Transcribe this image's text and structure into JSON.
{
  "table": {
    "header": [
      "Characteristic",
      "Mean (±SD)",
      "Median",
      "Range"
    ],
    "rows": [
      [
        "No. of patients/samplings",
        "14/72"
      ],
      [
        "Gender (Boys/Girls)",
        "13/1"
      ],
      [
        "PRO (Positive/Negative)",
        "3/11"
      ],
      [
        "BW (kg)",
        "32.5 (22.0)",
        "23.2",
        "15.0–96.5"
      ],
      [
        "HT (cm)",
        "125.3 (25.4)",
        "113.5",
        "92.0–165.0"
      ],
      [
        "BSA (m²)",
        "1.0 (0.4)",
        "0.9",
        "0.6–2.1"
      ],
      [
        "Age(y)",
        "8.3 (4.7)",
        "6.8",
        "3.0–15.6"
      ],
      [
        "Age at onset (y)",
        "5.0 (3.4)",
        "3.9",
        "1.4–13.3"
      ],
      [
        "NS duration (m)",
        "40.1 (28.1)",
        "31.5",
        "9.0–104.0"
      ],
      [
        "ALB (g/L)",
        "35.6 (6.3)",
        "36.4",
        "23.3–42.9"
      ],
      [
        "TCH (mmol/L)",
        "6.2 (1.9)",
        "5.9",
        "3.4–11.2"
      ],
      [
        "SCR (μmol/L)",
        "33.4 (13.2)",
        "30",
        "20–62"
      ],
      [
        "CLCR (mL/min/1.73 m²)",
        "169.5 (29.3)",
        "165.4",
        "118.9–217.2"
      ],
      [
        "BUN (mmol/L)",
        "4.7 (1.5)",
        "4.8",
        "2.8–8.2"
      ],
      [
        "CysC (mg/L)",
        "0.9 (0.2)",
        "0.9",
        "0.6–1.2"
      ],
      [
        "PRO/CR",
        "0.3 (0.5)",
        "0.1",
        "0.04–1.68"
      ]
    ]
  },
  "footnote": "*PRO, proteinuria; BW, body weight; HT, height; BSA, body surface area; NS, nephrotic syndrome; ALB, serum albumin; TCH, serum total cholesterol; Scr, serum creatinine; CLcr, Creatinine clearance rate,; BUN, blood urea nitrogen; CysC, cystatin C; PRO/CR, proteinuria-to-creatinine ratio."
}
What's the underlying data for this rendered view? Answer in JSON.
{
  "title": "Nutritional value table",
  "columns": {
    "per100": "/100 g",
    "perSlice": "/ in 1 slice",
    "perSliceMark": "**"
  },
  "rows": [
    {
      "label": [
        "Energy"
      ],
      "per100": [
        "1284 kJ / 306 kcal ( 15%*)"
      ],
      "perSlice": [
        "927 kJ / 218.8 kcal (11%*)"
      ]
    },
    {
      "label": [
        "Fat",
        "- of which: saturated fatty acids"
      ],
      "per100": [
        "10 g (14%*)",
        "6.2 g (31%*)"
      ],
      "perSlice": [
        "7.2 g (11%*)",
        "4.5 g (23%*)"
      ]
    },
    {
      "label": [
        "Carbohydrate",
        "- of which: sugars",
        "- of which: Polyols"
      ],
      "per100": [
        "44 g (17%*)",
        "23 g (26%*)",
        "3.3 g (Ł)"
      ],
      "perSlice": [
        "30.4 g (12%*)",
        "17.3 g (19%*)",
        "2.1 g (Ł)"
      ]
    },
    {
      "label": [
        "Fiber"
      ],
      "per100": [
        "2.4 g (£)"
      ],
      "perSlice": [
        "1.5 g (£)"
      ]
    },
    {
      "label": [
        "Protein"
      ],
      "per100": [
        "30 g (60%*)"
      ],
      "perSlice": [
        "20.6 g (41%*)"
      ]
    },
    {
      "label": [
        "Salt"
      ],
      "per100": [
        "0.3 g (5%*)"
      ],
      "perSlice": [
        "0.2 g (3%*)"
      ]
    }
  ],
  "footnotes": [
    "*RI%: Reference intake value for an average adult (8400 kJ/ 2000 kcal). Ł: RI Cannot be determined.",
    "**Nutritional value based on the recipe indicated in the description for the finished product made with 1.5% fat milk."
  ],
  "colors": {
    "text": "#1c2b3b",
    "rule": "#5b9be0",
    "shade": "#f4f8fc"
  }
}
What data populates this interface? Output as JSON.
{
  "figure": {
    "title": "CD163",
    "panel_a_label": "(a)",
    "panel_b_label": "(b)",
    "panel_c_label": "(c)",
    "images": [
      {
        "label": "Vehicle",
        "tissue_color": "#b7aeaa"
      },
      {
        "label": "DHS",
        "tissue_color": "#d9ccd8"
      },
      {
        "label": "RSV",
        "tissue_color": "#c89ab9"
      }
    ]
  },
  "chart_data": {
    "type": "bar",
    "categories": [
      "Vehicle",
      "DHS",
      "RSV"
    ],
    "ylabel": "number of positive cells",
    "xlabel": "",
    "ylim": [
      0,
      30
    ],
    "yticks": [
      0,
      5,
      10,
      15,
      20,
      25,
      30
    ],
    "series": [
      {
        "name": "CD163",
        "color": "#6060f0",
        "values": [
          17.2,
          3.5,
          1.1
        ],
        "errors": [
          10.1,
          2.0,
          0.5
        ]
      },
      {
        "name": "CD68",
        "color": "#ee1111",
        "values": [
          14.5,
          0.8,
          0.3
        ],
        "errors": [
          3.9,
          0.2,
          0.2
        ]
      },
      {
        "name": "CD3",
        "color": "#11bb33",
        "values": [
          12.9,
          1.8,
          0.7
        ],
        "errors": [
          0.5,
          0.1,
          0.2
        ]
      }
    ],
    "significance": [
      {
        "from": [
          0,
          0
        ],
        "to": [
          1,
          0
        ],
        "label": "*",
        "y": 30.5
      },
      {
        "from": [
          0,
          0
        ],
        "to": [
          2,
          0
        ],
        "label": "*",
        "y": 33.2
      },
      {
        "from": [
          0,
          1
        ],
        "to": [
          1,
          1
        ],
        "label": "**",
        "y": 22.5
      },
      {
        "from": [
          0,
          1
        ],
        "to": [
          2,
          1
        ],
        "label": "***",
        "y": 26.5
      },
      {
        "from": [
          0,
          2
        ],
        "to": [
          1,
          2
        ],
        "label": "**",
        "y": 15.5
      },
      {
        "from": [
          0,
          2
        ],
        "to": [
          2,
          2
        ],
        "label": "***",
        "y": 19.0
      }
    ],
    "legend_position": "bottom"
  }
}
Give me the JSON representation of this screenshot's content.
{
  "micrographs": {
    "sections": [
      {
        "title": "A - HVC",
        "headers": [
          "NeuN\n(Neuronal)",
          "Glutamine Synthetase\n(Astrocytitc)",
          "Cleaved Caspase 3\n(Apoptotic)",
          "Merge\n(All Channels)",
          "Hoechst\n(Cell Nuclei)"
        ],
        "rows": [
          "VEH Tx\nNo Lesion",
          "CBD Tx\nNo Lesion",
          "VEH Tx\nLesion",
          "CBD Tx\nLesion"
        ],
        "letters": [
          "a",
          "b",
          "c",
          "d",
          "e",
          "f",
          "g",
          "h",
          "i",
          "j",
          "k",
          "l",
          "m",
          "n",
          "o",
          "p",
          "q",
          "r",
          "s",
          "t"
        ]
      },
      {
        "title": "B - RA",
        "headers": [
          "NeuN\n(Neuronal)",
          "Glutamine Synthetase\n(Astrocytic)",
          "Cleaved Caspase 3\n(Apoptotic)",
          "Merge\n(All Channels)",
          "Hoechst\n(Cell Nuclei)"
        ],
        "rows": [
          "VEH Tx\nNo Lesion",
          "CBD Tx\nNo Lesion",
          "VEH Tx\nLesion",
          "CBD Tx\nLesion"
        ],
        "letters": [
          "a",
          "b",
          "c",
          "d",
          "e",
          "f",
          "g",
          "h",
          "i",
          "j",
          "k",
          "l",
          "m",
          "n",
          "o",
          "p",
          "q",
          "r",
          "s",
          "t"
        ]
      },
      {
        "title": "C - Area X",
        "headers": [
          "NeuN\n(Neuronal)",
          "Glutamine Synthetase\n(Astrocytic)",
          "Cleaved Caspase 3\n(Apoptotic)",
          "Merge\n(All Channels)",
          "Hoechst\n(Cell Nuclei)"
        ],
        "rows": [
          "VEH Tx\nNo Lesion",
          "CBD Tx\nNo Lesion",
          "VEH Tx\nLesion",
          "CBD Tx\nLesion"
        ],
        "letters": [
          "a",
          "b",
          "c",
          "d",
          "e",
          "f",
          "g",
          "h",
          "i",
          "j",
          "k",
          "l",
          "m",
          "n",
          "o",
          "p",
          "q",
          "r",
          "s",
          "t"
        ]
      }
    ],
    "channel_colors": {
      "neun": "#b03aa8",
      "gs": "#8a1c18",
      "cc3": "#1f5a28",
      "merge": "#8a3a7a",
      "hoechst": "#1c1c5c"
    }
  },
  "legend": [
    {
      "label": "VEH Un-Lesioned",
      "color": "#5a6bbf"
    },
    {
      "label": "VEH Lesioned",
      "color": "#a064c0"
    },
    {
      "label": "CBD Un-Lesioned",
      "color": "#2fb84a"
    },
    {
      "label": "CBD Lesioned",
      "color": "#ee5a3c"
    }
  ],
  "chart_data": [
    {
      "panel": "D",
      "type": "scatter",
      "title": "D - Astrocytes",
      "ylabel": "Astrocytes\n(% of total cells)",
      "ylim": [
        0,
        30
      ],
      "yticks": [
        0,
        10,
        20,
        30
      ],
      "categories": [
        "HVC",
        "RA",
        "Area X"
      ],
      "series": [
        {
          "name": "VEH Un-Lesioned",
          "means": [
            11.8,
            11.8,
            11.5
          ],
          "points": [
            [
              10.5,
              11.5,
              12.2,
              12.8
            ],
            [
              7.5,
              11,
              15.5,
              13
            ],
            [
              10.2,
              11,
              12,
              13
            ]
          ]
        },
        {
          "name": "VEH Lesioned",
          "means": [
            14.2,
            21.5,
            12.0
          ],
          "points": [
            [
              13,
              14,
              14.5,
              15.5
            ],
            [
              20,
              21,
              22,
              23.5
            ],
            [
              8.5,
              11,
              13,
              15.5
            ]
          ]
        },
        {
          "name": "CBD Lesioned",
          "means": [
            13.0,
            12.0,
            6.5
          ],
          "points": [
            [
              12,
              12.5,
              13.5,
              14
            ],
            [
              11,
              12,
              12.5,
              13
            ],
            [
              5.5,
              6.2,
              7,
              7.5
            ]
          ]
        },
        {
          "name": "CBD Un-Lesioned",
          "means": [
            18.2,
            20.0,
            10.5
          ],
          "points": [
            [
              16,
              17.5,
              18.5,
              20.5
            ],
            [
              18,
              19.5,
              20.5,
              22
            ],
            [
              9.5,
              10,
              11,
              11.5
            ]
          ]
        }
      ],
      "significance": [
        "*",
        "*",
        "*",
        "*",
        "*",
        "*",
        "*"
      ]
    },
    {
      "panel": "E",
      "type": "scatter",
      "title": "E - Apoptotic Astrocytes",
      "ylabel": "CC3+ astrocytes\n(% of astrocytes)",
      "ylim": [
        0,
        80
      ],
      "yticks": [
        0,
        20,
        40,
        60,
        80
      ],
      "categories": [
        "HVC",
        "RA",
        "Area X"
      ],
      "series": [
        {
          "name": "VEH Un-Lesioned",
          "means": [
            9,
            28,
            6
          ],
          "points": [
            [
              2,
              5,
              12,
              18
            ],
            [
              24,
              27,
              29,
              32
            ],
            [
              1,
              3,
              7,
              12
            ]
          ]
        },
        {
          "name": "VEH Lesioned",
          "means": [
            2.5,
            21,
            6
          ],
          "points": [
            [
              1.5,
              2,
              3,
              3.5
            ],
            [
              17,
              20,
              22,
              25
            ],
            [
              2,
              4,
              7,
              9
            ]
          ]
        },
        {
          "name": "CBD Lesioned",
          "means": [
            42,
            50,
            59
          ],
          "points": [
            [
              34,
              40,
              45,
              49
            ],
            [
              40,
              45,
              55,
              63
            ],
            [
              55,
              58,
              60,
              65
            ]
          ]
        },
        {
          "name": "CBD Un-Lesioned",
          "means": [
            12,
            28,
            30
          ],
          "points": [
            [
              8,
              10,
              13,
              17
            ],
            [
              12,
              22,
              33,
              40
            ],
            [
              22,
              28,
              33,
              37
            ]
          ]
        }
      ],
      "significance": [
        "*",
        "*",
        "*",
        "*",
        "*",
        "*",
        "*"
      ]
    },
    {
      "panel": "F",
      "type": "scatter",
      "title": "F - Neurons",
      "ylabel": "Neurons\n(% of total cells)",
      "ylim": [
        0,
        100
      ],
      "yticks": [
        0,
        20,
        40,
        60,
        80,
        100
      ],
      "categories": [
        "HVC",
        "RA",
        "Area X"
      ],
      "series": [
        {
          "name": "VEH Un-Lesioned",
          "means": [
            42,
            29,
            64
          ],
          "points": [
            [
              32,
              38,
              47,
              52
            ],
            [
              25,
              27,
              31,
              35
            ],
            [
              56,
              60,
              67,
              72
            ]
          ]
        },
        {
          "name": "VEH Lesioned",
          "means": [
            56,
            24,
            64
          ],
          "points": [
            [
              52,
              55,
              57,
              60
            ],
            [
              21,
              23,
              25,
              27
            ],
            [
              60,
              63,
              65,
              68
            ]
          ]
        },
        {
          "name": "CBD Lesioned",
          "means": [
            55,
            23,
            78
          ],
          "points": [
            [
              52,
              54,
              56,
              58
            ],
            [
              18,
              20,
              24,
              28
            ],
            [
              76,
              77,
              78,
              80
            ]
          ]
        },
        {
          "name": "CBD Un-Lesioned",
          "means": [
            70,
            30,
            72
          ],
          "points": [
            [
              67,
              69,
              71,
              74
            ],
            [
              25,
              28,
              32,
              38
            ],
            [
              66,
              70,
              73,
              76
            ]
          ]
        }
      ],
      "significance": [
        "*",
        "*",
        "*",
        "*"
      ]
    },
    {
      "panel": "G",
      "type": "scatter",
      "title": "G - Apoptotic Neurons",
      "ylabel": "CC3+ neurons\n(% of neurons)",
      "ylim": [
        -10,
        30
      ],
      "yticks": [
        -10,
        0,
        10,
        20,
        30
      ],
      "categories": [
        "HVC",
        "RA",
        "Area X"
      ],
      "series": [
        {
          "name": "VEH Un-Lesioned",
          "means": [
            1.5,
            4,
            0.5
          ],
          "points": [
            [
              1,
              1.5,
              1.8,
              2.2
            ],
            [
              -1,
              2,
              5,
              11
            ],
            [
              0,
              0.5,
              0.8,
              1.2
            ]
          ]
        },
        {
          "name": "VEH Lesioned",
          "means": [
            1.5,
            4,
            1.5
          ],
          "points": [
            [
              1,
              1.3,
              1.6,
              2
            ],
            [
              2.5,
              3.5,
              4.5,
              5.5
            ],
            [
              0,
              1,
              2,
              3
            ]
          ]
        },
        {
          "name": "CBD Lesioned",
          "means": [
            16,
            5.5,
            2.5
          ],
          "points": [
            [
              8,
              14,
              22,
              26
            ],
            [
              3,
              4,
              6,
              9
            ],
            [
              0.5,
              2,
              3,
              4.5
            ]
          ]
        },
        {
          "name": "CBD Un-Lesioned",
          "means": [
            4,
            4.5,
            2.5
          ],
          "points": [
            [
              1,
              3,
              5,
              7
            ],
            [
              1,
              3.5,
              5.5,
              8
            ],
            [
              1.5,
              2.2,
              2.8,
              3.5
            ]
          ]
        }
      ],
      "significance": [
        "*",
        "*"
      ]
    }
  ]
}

• **Problem requirements**
In the lines above, find the word "ylabel" and copy every line it occurs in.

• **Exercise result**
    "ylabel": "number of positive cells",
      "ylabel": "Astrocytes\n(% of total cells)",
      "ylabel": "CC3+ astrocytes\n(% of astrocytes)",
      "ylabel": "Neurons\n(% of total cells)",
      "ylabel": "CC3+ neurons\n(% of neurons)",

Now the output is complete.